__課題__: 以下の記録から、文字列「swatch」を含む行をすべて抜き出す。大文字と小文字は区別する。

------------------------------------------------------------------------

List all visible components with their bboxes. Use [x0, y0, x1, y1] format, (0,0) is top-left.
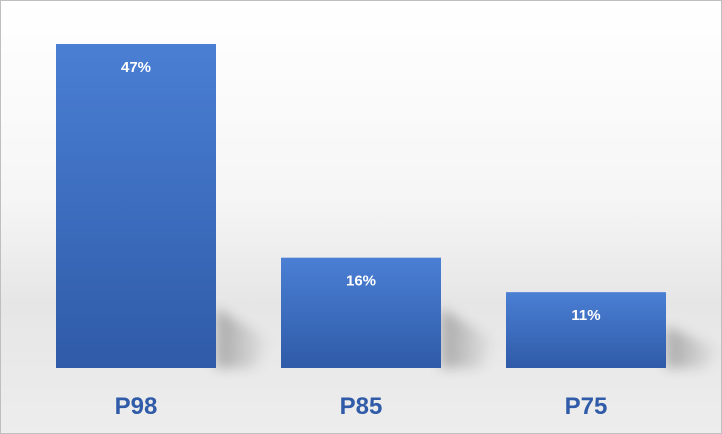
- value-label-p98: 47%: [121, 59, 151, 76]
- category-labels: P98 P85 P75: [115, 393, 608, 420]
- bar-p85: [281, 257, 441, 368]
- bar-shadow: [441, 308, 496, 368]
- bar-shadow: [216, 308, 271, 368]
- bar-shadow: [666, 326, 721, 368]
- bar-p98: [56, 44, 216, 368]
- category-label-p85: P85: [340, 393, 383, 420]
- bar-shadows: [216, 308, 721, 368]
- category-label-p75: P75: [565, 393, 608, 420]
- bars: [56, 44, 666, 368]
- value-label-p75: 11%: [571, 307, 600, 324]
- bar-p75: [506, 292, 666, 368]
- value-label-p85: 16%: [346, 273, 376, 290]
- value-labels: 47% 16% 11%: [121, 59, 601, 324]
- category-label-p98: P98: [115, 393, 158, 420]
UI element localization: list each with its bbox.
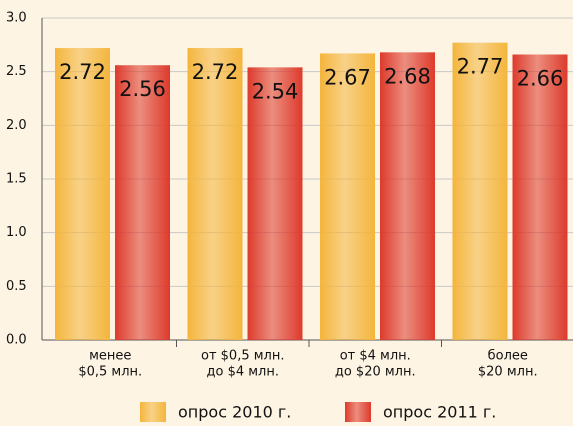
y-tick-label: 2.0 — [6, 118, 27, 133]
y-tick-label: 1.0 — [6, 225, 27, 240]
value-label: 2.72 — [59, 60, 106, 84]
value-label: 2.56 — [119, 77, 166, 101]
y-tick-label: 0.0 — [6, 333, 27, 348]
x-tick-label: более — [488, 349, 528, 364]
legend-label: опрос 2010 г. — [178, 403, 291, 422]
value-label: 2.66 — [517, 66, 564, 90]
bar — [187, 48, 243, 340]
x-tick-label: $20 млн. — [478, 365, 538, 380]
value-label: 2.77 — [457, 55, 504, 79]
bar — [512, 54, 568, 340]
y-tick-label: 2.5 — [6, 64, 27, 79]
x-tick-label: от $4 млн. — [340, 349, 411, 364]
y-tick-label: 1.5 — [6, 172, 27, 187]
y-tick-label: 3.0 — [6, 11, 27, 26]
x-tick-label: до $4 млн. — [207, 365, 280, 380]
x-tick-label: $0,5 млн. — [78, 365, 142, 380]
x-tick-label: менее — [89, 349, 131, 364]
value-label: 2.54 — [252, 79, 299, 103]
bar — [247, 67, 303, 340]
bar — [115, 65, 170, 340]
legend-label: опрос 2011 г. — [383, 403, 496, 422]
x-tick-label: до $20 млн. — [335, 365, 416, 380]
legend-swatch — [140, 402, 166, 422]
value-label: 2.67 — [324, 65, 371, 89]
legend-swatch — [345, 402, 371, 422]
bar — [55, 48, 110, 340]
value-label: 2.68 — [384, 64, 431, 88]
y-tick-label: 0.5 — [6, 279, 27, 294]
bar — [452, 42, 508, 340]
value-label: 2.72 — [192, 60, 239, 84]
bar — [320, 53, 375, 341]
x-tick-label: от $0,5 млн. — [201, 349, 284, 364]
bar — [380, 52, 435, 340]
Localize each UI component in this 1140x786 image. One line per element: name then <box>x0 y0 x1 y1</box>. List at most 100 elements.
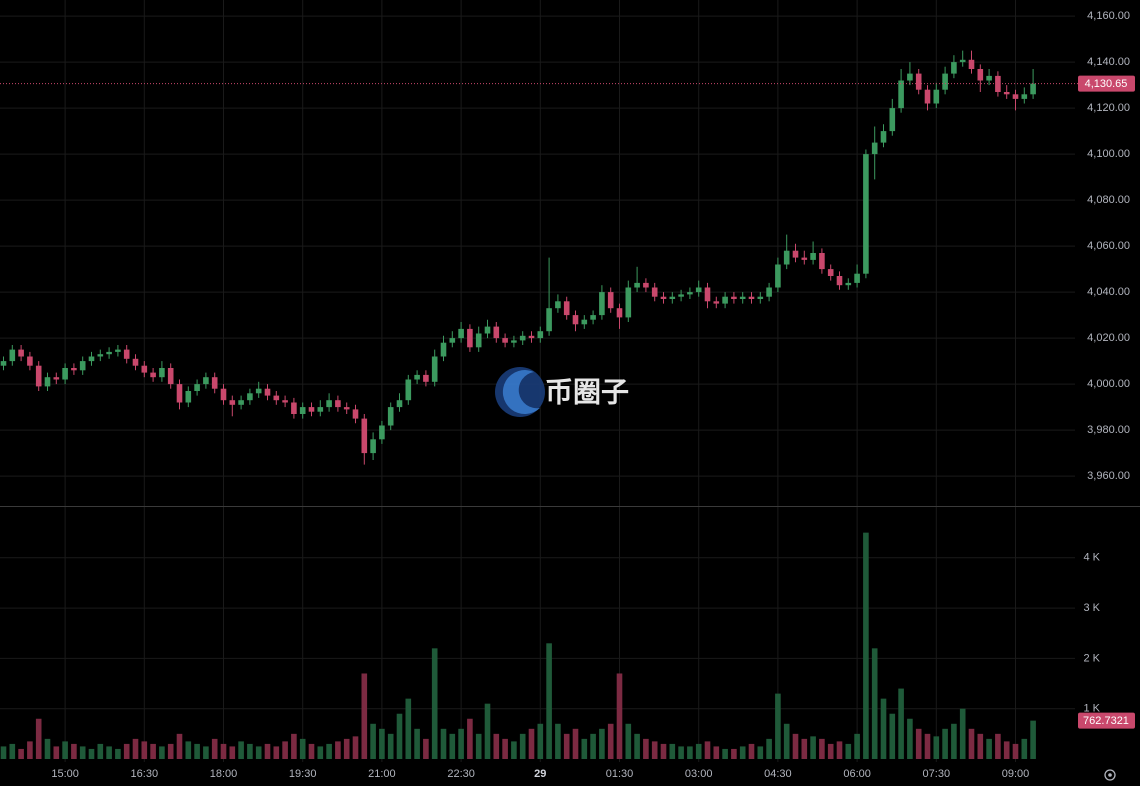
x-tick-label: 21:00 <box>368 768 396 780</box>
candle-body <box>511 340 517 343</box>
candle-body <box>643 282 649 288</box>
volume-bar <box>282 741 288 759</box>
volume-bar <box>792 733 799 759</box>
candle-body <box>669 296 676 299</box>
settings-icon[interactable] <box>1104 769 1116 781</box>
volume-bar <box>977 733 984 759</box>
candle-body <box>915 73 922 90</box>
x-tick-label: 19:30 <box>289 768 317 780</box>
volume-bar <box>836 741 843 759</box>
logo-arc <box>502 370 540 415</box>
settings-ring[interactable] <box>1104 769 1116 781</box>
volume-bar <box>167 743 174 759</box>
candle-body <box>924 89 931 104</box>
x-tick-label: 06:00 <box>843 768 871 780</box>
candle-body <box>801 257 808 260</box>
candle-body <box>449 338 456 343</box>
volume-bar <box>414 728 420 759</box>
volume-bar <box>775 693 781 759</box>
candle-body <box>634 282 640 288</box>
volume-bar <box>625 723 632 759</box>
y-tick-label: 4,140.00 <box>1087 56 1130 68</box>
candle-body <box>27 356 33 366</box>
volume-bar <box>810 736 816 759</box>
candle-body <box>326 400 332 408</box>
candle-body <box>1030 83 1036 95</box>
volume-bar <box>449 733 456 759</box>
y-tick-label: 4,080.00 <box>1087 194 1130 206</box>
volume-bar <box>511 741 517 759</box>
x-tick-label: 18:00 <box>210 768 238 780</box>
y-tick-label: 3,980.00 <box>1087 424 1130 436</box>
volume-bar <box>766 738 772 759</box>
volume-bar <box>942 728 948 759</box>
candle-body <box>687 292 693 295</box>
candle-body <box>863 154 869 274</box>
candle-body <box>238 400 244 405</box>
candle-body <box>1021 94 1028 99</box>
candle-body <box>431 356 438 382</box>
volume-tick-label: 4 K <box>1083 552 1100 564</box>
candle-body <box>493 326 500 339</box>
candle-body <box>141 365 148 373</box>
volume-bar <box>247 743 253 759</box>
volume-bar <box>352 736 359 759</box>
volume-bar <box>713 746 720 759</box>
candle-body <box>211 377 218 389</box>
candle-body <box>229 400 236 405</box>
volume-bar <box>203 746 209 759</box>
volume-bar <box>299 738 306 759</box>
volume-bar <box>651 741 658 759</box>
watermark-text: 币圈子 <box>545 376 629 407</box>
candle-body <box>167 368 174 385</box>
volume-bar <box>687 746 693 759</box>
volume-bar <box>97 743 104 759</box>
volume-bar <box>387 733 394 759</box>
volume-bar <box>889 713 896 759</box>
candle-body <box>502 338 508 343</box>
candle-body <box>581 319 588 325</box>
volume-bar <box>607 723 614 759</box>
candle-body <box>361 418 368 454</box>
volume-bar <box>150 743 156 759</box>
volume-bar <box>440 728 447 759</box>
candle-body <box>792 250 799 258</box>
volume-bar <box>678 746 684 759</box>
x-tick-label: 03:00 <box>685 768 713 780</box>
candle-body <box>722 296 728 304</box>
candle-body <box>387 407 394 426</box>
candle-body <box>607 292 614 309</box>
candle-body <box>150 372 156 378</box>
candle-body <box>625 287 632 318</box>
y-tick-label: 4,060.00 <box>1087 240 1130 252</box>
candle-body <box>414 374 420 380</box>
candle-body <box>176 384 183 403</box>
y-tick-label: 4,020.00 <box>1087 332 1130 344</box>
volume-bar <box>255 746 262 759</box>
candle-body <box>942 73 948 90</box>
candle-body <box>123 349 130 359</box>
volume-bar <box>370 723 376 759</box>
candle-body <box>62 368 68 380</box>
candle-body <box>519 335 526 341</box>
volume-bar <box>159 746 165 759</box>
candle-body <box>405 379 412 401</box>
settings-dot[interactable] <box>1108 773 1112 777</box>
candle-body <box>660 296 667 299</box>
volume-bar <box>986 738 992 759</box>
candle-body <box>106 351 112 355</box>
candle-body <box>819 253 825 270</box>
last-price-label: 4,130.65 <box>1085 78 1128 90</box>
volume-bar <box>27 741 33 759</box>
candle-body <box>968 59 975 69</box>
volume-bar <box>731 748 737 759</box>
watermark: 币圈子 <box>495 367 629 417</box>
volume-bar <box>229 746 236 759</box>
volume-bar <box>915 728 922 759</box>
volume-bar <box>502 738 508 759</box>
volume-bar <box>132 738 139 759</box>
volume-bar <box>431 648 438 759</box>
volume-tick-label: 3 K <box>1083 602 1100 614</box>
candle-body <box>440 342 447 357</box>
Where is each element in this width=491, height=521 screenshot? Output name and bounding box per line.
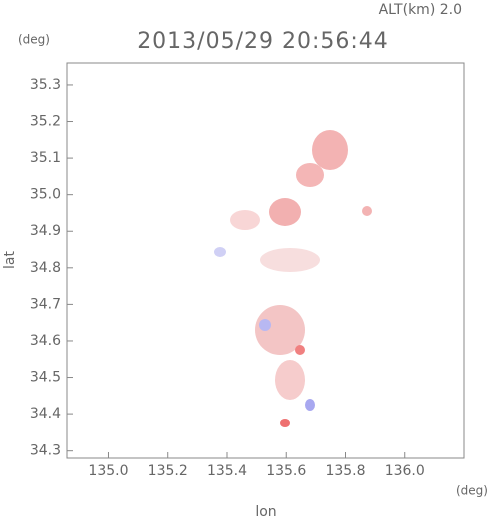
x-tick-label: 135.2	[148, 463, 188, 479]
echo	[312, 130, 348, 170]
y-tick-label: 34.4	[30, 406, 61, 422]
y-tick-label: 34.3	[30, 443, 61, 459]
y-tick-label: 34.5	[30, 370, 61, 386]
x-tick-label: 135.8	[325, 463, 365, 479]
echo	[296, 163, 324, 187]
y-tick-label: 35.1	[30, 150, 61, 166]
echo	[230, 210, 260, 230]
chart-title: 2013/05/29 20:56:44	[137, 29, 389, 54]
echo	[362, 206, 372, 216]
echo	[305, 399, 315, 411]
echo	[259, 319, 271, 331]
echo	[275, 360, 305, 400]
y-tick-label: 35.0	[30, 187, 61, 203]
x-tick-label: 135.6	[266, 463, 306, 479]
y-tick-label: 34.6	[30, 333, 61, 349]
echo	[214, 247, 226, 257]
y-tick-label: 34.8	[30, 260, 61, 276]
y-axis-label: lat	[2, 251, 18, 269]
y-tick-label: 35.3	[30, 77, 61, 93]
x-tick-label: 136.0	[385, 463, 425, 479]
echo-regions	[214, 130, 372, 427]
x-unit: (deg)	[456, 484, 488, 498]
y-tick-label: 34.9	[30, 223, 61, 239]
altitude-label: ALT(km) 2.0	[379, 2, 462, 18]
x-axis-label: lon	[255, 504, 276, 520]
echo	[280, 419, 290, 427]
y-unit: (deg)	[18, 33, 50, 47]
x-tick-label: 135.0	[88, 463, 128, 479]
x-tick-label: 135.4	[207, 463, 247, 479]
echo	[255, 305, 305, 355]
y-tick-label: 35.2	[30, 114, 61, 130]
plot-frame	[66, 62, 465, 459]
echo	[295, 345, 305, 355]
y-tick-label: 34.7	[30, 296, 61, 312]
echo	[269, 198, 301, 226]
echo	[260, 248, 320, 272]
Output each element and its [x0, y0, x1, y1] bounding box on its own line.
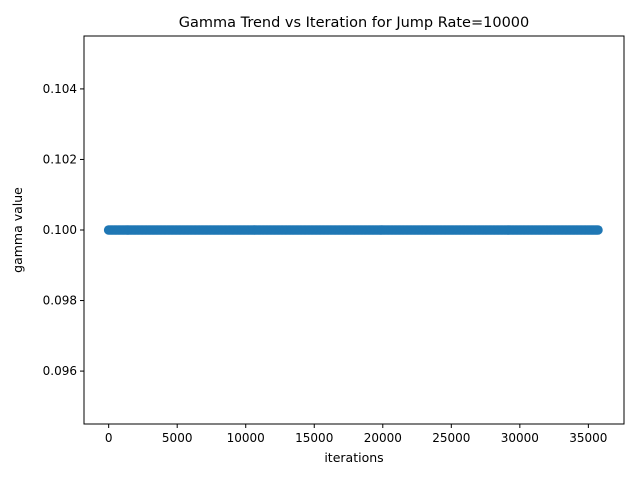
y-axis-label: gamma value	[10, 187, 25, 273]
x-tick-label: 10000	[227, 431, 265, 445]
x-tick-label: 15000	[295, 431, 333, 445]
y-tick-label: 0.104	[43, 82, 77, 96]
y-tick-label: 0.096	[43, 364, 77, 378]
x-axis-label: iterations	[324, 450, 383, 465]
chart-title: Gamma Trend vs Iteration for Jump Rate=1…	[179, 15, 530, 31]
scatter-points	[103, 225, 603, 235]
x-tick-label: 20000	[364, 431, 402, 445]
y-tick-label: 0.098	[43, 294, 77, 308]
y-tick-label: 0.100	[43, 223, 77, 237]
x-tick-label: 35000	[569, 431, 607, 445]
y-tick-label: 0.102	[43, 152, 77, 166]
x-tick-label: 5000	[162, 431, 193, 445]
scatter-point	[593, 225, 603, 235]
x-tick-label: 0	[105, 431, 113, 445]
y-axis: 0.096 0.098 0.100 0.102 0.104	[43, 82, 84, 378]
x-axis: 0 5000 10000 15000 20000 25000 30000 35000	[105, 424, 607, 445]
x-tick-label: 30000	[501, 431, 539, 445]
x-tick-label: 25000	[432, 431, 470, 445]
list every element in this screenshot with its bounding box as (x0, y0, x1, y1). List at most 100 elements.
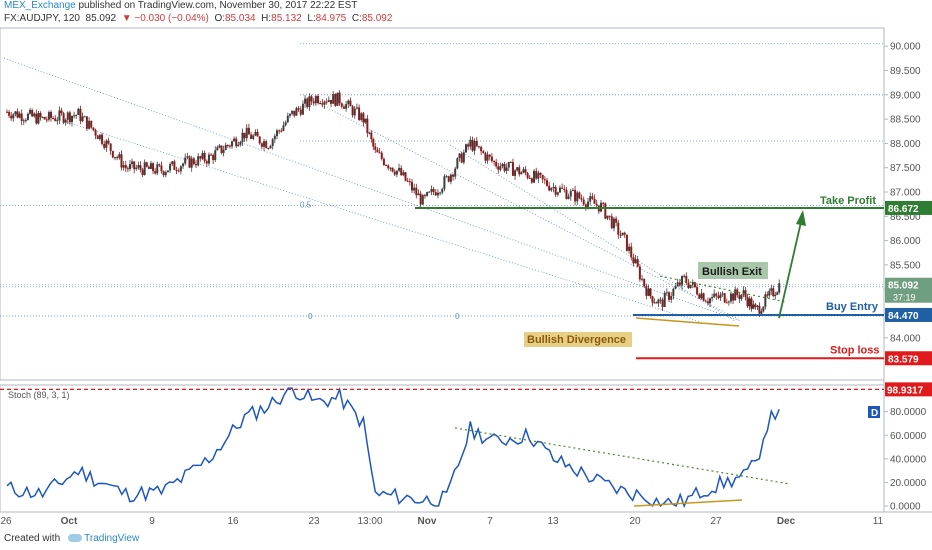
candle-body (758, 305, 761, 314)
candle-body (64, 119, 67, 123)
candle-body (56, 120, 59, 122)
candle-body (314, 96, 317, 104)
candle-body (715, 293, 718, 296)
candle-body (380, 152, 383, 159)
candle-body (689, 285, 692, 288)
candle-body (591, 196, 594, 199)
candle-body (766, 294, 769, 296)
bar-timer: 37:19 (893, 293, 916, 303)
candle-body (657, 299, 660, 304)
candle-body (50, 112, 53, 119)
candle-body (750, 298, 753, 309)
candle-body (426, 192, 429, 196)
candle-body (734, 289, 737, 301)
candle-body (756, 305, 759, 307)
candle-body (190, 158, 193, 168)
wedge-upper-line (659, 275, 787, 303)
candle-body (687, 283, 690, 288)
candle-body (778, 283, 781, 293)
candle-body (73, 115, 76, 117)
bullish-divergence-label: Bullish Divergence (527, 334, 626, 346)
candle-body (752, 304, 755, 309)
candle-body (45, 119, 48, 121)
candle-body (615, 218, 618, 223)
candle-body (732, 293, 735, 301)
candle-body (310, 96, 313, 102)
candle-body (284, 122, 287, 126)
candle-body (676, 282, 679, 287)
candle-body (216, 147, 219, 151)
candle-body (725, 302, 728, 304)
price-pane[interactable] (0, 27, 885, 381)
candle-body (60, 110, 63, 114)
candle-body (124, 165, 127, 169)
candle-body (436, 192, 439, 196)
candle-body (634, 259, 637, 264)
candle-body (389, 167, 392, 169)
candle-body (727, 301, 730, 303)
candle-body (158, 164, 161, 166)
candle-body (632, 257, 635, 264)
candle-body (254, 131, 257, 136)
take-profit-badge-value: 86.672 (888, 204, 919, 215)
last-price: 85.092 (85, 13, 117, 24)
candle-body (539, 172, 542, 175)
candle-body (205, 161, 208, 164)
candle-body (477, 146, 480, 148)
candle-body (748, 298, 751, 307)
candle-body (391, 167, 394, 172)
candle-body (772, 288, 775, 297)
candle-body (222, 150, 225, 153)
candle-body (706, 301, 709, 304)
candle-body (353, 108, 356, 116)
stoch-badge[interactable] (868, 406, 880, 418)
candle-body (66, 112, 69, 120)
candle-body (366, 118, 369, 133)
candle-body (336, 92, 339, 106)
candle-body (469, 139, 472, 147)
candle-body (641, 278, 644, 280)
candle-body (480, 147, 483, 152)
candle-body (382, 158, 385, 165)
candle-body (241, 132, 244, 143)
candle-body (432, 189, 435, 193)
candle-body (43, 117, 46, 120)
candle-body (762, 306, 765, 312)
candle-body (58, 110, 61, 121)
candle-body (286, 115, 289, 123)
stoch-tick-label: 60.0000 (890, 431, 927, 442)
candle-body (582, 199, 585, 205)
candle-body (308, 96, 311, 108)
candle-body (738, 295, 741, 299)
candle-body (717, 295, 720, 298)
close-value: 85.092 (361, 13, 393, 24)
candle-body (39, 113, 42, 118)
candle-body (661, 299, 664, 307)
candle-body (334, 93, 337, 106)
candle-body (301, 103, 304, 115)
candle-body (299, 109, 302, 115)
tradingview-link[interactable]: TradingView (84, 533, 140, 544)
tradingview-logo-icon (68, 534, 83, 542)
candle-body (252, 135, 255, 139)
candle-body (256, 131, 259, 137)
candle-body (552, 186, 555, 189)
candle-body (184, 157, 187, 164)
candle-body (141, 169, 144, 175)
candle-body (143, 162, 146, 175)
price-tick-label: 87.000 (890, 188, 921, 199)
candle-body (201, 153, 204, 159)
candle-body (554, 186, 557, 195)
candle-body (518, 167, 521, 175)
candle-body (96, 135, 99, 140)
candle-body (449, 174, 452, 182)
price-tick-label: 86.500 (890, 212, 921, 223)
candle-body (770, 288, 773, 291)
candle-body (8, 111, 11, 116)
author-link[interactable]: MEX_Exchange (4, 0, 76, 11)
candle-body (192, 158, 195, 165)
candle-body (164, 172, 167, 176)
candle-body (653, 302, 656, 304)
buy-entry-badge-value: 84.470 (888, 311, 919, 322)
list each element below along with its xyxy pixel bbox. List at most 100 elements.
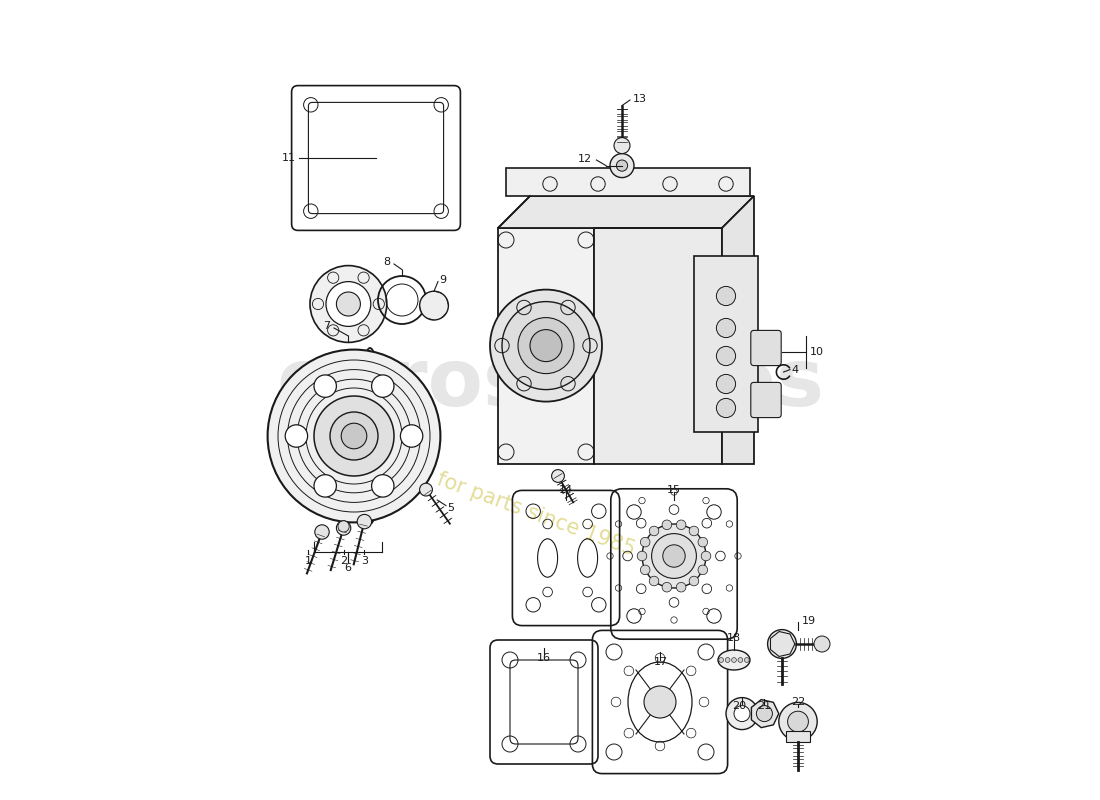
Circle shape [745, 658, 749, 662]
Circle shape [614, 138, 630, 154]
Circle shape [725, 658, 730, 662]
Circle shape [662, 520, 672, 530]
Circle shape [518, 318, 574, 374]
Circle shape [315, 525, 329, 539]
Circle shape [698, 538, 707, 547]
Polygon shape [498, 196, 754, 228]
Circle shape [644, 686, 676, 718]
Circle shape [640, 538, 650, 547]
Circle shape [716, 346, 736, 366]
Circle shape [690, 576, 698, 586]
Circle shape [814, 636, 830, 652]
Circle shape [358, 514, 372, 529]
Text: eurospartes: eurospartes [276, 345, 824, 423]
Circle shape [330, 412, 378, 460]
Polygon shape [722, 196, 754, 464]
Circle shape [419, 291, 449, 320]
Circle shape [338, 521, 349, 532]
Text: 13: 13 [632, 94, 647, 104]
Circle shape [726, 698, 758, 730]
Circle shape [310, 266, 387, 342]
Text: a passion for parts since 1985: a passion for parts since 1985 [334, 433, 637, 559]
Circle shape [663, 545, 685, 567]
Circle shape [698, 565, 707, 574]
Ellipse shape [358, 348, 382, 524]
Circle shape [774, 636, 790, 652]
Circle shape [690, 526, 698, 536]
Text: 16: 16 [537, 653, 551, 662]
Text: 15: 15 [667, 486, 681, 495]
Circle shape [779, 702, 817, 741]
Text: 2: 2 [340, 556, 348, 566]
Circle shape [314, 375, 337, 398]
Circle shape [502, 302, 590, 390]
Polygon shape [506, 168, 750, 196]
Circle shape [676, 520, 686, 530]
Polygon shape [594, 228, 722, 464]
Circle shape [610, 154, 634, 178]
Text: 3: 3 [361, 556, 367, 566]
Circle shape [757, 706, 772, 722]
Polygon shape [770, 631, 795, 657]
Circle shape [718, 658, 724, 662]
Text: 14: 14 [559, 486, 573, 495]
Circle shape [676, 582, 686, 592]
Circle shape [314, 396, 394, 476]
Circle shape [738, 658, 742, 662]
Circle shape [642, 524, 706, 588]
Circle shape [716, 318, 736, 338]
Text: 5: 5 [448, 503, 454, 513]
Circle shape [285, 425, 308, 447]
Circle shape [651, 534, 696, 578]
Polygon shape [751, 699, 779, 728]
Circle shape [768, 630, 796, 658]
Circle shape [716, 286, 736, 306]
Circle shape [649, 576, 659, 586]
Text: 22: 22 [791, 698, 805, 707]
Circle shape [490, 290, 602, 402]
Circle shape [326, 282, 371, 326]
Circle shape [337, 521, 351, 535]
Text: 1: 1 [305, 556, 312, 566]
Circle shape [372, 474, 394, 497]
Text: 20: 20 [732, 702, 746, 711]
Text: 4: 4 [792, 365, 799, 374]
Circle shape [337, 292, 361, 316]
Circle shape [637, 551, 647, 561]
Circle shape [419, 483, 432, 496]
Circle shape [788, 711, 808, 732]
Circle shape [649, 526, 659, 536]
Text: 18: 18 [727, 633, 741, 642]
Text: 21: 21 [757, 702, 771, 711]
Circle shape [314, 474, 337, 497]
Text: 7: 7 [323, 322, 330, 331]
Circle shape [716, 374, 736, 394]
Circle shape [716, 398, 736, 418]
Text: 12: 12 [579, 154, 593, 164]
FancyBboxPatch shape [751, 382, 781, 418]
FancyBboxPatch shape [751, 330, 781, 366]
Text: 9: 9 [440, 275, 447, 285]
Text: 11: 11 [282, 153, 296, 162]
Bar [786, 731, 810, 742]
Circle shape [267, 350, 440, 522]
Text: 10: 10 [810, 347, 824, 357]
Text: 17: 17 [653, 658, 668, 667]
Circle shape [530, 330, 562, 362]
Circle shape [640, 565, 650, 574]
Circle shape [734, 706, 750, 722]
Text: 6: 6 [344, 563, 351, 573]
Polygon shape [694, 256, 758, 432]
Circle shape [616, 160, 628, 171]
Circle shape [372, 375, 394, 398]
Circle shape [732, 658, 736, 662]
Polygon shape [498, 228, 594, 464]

------------------------------------------------------------------------

__解答__:
legend-swatch — [140, 402, 166, 422]
legend-swatch — [345, 402, 371, 422]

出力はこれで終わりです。